── Data shown

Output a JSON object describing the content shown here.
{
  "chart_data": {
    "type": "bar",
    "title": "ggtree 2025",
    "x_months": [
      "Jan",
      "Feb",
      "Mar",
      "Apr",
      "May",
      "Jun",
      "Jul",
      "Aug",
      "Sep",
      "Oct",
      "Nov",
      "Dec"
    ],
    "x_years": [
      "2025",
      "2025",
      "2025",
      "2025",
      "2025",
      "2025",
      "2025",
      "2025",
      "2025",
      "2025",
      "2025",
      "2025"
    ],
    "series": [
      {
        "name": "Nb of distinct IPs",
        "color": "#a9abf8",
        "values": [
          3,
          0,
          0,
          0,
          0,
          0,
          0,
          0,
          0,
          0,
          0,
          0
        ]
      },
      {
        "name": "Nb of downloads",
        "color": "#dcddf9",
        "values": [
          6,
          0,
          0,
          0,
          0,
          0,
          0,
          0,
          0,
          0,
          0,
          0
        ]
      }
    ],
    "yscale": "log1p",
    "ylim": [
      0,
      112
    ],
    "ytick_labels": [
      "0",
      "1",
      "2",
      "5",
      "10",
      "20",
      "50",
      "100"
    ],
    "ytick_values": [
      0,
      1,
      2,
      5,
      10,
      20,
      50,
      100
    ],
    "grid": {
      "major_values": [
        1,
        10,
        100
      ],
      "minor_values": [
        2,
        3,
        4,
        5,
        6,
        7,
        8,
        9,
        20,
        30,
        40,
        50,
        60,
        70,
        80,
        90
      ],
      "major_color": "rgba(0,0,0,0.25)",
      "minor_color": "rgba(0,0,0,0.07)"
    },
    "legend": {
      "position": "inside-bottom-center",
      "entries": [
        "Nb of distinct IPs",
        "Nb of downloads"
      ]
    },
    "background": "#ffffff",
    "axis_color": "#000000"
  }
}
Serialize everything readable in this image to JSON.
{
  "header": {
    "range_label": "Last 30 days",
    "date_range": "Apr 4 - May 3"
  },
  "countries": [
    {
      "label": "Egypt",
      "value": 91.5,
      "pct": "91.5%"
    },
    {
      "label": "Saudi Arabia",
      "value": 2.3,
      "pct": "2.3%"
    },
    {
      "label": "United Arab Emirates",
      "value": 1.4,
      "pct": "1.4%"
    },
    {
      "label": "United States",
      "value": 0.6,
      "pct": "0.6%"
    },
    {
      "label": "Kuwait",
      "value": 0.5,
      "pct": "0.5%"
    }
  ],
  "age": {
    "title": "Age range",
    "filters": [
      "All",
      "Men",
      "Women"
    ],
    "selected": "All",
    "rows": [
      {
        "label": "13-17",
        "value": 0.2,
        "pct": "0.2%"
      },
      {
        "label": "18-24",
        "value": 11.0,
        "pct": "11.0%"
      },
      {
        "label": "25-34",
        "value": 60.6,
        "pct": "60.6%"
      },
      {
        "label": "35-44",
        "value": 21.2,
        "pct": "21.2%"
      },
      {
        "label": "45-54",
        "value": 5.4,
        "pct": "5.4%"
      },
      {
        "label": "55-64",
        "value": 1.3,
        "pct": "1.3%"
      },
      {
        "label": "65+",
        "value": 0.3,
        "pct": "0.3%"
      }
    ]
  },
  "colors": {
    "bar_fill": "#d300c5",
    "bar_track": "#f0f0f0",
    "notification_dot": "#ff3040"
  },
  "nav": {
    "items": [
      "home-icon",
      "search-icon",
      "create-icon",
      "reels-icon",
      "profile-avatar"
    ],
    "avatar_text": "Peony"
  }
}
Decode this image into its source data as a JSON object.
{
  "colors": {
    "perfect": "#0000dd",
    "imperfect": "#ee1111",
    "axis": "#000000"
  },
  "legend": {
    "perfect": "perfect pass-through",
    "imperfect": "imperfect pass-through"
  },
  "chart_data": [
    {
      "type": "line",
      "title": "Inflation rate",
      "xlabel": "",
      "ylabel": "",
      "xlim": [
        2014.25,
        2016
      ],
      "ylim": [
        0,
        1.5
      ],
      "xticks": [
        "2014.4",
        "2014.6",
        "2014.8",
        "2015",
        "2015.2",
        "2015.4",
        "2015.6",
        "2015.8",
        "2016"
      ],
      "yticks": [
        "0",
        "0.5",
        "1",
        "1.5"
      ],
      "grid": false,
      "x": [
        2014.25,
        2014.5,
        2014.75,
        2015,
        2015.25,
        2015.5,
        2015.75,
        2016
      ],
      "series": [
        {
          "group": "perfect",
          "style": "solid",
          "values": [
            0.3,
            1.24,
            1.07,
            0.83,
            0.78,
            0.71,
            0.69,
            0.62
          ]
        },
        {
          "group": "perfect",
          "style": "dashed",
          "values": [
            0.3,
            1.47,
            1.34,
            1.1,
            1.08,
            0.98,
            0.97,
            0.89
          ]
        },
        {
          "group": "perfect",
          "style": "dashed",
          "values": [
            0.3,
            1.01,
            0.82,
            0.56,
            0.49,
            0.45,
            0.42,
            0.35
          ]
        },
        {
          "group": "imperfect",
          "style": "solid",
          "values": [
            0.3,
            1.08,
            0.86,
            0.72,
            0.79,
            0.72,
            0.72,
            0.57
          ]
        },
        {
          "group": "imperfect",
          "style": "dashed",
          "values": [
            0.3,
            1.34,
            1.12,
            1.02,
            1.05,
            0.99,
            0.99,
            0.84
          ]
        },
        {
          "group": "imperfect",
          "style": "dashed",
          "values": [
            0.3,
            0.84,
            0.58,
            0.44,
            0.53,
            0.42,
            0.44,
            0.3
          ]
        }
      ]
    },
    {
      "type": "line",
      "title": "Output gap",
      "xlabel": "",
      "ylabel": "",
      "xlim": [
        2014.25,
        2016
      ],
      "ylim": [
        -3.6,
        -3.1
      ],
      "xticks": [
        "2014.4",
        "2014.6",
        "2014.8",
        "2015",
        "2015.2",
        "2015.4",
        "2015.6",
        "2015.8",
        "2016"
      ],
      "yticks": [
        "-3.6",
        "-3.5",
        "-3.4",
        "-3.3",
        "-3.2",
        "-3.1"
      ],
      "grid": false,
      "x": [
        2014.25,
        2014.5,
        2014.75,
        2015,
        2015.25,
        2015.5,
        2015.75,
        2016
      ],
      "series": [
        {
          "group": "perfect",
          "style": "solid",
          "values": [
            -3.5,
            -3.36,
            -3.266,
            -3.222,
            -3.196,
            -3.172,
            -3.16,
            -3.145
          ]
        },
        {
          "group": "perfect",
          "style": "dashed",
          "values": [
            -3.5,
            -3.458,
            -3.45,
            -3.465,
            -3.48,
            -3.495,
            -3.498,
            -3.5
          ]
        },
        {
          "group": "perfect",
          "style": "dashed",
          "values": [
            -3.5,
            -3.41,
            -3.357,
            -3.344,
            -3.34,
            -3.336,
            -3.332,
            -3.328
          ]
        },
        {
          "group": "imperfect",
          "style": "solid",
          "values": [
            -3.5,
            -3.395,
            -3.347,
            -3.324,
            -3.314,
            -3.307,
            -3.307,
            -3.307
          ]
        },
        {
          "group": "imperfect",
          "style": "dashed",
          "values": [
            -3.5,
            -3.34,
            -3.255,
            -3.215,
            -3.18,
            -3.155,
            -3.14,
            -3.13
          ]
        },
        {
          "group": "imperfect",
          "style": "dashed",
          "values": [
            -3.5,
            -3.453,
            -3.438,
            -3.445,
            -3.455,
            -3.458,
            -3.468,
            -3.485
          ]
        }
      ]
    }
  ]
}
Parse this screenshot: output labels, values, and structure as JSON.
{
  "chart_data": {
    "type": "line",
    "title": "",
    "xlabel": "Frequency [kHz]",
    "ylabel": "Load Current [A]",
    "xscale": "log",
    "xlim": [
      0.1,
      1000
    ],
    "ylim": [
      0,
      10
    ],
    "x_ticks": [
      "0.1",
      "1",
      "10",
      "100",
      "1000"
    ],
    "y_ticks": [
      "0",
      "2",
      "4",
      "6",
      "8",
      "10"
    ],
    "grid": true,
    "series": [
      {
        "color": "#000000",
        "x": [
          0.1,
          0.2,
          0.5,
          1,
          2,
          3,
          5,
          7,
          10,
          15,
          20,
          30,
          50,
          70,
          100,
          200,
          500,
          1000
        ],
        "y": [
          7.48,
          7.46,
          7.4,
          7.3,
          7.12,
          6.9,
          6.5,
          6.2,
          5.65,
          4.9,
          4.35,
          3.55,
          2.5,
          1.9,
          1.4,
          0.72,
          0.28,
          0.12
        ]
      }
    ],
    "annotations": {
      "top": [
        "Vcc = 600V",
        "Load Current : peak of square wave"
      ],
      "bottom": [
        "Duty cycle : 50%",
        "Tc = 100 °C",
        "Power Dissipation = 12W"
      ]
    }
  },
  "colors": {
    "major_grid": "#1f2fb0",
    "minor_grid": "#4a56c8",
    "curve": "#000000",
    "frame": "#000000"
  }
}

────

[What the task requires]:
Take the line holding "Parse this screenshot: output" and all lines after it through the end of the data, and set them down exactly.

[In response]:
Parse this screenshot: output labels, values, and structure as JSON.
{
  "chart_data": {
    "type": "line",
    "title": "",
    "xlabel": "Frequency [kHz]",
    "ylabel": "Load Current [A]",
    "xscale": "log",
    "xlim": [
      0.1,
      1000
    ],
    "ylim": [
      0,
      10
    ],
    "x_ticks": [
      "0.1",
      "1",
      "10",
      "100",
      "1000"
    ],
    "y_ticks": [
      "0",
      "2",
      "4",
      "6",
      "8",
      "10"
    ],
    "grid": true,
    "series": [
      {
        "color": "#000000",
        "x": [
          0.1,
          0.2,
          0.5,
          1,
          2,
          3,
          5,
          7,
          10,
          15,
          20,
          30,
          50,
          70,
          100,
          200,
          500,
          1000
        ],
        "y": [
          7.48,
          7.46,
          7.4,
          7.3,
          7.12,
          6.9,
          6.5,
          6.2,
          5.65,
          4.9,
          4.35,
          3.55,
          2.5,
          1.9,
          1.4,
          0.72,
          0.28,
          0.12
        ]
      }
    ],
    "annotations": {
      "top": [
        "Vcc = 600V",
        "Load Current : peak of square wave"
      ],
      "bottom": [
        "Duty cycle : 50%",
        "Tc = 100 °C",
        "Power Dissipation = 12W"
      ]
    }
  },
  "colors": {
    "major_grid": "#1f2fb0",
    "minor_grid": "#4a56c8",
    "curve": "#000000",
    "frame": "#000000"
  }
}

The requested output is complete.